Objective: Select every line containing the word "negative" from the material, and copy those lines.

--- Start of Data records ---

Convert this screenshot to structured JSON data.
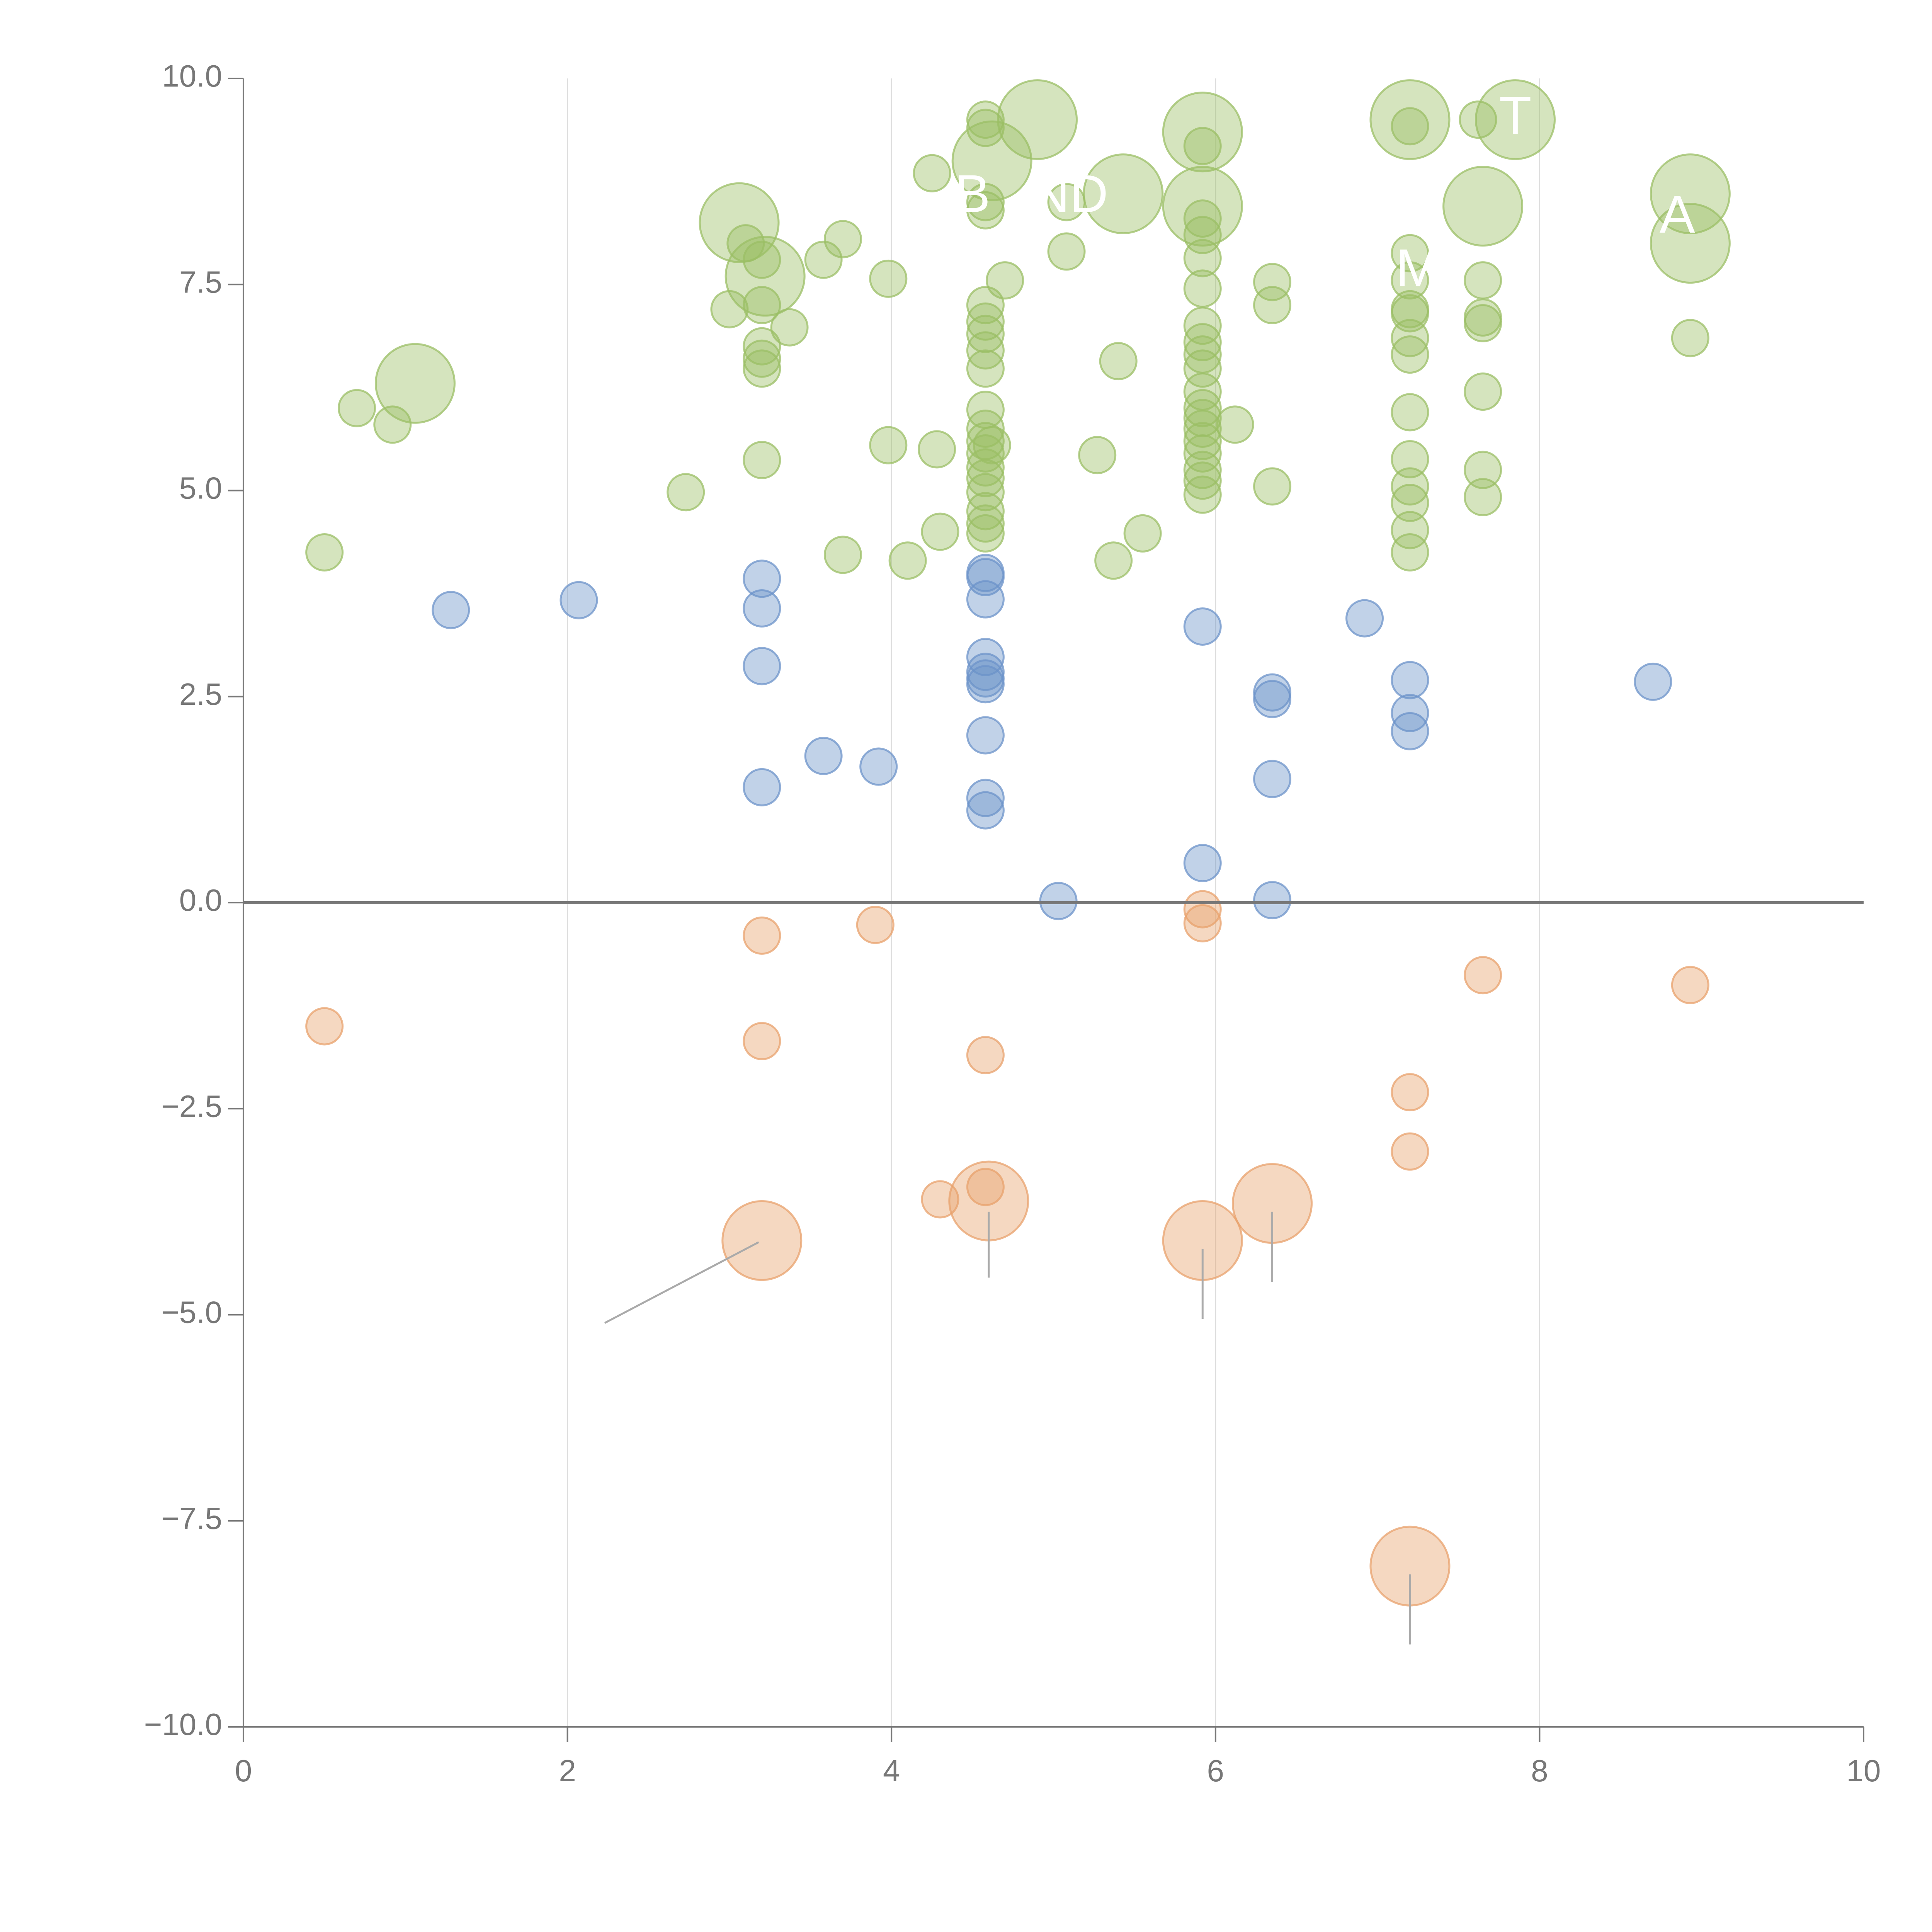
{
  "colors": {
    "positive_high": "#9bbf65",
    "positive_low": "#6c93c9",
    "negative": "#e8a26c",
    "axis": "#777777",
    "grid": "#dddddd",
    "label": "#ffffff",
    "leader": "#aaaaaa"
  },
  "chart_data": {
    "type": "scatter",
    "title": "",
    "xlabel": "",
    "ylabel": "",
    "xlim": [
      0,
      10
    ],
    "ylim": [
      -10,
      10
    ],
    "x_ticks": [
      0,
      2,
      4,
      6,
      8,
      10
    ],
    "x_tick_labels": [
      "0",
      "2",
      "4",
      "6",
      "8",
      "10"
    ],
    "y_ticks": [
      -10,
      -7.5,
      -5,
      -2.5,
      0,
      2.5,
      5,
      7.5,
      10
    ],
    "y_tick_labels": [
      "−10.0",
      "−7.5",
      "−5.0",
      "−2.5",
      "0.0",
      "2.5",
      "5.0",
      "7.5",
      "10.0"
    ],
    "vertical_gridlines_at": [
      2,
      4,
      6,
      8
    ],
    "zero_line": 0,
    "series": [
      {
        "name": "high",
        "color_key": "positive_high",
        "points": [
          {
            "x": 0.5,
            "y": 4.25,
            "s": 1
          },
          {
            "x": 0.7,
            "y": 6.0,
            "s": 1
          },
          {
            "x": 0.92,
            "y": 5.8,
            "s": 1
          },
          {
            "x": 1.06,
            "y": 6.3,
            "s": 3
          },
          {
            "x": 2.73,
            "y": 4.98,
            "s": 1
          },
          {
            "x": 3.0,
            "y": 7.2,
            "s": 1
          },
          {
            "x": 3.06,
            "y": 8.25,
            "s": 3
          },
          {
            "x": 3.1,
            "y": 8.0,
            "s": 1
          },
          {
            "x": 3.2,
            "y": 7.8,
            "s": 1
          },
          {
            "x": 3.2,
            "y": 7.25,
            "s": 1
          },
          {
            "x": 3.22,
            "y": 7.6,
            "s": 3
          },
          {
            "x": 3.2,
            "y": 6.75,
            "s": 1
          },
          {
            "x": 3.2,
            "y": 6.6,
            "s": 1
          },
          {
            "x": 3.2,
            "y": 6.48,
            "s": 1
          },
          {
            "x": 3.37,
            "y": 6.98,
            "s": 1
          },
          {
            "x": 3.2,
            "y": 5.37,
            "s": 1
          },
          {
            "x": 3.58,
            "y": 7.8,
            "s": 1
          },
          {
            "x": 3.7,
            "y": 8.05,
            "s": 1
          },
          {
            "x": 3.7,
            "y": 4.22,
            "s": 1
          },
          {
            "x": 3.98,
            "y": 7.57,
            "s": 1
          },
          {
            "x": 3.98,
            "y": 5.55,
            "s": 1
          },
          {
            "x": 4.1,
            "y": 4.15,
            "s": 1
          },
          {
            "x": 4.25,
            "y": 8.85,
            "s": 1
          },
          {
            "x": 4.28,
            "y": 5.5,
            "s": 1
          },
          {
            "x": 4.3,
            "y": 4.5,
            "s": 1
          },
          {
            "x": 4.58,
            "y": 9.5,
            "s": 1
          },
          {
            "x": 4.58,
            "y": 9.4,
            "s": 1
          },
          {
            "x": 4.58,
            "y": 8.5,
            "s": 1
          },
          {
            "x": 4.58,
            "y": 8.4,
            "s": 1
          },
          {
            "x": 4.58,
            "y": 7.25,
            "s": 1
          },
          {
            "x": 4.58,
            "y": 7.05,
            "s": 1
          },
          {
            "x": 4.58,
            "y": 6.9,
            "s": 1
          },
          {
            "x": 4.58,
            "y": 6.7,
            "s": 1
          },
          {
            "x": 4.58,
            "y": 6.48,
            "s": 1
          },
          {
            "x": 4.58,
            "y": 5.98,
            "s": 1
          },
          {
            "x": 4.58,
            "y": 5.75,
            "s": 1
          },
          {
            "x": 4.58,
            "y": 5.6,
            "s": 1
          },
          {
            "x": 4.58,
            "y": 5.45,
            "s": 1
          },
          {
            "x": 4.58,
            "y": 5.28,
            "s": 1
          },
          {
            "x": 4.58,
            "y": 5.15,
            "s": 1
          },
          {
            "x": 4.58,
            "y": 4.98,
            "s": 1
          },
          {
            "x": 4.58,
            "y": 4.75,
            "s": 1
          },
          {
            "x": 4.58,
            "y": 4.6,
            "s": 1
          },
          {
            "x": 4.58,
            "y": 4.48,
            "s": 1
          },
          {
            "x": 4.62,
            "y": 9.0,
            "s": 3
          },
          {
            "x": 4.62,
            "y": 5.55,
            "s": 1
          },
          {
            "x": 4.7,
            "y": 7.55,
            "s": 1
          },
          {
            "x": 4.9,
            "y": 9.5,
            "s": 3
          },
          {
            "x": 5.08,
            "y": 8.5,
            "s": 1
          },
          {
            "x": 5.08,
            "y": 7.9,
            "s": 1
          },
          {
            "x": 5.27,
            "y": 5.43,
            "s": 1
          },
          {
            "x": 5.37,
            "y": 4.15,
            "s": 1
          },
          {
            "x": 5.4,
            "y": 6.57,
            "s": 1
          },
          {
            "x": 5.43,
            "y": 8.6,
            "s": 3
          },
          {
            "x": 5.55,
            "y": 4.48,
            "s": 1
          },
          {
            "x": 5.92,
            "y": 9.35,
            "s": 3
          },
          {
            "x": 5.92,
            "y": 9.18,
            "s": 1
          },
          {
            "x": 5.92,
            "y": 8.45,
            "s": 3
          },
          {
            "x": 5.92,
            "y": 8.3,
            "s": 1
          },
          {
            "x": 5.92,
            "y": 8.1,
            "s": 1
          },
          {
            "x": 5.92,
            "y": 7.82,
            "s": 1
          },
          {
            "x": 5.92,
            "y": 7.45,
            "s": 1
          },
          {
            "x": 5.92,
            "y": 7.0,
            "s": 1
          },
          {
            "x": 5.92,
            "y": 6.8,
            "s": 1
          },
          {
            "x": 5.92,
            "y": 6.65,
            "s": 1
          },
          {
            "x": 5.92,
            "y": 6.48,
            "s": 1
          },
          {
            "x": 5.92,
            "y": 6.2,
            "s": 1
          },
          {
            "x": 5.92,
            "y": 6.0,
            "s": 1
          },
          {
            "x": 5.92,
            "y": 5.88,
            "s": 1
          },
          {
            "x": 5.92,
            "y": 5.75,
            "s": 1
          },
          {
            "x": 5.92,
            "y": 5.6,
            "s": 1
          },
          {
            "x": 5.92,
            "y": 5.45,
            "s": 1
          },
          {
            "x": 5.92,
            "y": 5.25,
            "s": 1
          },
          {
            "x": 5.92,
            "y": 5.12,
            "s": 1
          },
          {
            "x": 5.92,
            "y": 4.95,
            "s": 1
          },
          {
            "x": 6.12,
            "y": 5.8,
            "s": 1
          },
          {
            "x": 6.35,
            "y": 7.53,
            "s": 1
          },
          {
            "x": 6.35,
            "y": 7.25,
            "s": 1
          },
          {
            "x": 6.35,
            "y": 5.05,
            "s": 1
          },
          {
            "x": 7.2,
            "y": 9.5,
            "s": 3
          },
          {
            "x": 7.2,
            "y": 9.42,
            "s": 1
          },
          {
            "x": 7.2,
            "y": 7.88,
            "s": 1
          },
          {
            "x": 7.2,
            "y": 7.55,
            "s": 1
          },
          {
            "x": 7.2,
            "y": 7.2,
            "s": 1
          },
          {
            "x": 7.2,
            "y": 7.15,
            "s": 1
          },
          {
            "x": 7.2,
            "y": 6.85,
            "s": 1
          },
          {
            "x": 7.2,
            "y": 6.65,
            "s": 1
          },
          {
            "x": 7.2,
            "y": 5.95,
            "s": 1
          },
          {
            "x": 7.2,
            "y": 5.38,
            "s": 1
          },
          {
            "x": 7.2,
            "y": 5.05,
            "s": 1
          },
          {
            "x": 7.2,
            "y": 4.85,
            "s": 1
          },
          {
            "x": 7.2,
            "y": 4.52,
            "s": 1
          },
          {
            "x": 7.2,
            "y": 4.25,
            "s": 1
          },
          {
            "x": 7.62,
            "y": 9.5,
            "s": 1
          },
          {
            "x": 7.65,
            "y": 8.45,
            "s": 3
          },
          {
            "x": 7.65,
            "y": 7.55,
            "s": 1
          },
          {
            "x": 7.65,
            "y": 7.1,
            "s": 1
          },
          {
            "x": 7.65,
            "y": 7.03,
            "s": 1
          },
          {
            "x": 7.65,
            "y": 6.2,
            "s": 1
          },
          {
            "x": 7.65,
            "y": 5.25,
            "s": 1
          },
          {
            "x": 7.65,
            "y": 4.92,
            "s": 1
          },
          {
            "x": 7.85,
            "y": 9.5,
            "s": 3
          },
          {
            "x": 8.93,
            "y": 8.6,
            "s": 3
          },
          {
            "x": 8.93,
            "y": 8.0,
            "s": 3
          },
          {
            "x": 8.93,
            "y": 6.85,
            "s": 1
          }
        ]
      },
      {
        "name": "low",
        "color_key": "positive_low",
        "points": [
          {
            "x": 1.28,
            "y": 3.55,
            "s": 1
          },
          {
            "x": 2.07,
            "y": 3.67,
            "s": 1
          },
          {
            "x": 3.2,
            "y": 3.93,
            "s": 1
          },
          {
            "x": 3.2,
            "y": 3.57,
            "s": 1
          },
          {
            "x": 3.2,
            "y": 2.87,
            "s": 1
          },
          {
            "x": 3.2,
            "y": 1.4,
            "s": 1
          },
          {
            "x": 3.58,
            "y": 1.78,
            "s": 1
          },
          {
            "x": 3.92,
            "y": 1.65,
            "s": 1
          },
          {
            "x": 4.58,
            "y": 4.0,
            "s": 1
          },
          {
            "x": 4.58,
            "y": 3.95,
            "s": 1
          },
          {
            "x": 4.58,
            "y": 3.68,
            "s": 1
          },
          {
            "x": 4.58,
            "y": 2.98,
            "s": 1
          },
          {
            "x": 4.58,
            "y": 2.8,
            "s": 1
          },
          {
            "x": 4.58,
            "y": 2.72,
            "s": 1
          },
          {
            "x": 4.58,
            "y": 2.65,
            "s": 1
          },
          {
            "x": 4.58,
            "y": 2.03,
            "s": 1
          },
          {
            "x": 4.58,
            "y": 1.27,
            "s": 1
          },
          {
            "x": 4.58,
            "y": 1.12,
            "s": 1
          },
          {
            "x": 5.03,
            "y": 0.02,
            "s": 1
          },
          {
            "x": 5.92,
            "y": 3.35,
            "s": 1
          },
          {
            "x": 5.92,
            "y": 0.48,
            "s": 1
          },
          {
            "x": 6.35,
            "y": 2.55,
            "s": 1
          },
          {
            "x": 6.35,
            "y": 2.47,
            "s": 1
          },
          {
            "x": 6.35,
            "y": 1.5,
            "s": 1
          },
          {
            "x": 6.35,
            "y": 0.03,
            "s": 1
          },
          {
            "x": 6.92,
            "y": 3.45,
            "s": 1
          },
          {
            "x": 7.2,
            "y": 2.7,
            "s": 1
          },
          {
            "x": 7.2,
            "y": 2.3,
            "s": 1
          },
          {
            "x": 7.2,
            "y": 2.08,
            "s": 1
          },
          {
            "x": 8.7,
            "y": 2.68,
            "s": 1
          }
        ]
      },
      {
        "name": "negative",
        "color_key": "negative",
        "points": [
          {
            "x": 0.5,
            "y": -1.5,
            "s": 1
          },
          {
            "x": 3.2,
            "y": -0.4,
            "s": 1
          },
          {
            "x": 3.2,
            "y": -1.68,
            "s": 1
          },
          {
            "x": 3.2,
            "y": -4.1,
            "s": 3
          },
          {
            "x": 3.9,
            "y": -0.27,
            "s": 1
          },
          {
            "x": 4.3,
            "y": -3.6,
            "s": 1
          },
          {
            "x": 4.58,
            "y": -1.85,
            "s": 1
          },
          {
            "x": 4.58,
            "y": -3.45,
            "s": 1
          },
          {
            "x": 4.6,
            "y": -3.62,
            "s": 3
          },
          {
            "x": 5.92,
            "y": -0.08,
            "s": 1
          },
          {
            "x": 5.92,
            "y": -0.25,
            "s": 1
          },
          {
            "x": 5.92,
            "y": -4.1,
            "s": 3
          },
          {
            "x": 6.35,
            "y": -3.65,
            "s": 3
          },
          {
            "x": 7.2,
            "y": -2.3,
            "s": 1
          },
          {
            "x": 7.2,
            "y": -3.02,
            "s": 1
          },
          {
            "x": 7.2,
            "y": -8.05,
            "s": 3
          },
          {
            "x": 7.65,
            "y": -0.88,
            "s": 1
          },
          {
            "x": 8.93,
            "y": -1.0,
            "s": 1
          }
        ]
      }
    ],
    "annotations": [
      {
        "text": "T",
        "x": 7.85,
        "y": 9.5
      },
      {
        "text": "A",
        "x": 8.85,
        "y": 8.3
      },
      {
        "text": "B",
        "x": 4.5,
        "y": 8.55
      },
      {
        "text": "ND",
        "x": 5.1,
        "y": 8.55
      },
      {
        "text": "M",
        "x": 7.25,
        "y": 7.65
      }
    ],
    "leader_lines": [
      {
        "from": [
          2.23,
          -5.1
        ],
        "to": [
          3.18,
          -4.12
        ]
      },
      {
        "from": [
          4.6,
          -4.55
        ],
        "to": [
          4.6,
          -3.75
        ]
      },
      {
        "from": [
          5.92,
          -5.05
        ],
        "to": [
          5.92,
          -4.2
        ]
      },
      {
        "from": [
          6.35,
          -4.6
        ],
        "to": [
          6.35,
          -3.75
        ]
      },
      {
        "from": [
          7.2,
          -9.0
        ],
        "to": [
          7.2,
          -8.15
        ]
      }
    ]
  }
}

--- End of Data records ---

Exercise response:
    "negative": "#e8a26c",
        "name": "negative",
        "color_key": "negative",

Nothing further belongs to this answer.